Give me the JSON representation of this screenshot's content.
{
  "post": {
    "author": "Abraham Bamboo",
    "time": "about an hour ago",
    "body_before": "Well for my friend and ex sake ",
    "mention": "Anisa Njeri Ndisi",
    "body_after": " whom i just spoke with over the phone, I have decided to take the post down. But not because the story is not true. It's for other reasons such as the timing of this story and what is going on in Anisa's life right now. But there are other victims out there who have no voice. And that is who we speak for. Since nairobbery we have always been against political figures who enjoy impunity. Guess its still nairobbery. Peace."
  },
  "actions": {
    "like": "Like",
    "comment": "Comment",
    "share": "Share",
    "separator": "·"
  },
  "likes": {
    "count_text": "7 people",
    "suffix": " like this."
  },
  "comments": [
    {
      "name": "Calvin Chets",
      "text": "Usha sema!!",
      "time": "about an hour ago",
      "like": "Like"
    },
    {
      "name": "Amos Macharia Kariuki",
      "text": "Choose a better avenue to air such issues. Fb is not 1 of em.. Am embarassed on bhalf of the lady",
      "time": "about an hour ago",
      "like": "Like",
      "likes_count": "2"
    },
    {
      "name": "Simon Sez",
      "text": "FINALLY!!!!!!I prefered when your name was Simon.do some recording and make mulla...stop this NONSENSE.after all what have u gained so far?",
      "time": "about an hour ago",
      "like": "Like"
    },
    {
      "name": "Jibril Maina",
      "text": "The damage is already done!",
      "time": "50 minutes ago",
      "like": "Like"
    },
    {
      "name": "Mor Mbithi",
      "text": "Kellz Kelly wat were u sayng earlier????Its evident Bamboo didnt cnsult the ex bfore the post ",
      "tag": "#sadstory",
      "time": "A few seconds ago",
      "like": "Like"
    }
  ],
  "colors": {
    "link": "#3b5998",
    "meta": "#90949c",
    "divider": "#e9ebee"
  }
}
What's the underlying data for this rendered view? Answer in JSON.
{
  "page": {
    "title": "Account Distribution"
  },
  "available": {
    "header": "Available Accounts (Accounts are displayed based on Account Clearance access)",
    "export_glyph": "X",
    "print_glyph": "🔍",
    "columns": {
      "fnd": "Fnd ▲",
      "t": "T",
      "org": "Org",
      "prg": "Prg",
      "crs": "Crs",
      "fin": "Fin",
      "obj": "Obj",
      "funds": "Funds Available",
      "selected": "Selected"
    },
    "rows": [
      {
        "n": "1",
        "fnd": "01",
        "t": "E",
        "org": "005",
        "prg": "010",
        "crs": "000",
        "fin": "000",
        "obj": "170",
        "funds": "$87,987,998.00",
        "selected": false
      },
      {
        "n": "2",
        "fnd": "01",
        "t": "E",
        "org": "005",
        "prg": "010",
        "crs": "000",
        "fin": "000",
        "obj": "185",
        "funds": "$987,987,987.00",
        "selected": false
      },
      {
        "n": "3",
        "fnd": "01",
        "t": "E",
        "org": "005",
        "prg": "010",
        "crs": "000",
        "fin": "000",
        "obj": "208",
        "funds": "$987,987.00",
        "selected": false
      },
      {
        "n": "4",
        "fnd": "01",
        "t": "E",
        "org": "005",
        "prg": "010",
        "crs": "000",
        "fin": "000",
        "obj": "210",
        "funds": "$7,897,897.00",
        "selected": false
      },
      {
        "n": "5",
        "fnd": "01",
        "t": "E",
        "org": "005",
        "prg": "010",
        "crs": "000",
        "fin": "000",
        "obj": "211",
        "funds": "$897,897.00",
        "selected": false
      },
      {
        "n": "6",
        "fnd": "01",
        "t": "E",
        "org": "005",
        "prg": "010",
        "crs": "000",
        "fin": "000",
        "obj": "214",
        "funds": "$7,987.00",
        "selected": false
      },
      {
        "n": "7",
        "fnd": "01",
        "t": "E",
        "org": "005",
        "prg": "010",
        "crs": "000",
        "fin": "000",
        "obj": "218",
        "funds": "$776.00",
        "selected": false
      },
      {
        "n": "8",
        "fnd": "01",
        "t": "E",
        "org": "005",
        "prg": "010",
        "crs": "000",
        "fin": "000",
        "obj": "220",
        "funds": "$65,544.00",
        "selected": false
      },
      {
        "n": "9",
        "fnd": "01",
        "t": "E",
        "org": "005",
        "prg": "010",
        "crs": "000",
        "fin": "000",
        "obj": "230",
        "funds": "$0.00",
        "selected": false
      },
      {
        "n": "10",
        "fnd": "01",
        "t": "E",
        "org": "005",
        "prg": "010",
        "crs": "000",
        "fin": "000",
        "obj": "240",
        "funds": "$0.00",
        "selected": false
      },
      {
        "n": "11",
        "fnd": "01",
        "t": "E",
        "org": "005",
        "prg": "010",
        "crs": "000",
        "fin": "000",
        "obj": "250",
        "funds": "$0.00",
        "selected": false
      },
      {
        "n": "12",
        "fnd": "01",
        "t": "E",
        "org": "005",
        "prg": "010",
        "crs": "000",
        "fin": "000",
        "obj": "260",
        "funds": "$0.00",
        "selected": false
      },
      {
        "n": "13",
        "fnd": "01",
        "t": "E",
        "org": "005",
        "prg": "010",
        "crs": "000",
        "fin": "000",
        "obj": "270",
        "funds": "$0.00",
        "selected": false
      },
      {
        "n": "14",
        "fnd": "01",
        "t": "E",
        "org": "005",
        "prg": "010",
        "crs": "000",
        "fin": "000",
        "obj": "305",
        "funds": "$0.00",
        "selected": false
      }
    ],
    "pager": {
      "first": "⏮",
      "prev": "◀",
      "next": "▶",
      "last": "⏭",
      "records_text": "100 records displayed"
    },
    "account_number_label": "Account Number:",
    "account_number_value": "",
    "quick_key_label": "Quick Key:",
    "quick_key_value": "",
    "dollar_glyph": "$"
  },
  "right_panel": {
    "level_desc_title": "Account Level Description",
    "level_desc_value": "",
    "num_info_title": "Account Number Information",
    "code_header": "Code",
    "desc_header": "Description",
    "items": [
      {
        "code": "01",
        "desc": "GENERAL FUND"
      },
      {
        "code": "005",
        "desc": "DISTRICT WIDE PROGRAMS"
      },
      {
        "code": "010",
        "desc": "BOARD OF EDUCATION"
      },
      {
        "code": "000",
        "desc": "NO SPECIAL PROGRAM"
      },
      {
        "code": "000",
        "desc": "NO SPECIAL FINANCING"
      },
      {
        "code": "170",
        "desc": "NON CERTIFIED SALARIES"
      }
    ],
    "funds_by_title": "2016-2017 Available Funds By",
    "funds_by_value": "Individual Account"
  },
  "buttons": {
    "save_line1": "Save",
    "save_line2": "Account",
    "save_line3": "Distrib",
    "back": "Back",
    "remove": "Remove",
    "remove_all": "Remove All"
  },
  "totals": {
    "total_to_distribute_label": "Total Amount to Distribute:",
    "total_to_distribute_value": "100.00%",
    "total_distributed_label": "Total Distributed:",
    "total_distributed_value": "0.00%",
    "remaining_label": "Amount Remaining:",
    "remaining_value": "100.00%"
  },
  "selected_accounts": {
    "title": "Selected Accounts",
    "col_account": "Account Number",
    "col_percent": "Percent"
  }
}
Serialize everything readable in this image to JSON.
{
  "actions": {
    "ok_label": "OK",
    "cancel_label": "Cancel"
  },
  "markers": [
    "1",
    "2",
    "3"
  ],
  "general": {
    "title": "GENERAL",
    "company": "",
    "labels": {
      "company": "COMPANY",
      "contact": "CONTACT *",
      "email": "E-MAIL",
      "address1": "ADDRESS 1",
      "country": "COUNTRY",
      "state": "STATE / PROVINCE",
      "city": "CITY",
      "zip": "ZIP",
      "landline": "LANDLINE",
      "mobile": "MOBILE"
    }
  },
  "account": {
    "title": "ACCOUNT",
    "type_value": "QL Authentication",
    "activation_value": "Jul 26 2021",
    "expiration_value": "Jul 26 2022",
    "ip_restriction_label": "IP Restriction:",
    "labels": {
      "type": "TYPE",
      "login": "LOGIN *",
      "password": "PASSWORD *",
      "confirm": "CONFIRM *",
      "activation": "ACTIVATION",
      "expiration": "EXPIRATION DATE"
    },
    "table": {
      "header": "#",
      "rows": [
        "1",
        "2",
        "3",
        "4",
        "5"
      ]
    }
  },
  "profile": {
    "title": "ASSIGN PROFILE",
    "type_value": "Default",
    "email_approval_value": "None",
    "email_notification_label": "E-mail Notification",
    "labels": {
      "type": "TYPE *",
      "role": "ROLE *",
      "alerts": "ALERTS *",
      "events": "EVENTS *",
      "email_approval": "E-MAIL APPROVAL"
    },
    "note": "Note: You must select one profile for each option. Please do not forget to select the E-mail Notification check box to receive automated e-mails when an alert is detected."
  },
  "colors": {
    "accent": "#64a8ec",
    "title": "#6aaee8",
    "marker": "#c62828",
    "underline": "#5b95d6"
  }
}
-=-=-=-=-
### [EXERCISE REQUIREMENTS]
Search the listing for the word "SPECIAL". Copy every line in which it occurs.

### [ANSWER FOR THE TASK]
        "desc": "NO SPECIAL PROGRAM"
        "desc": "NO SPECIAL FINANCING"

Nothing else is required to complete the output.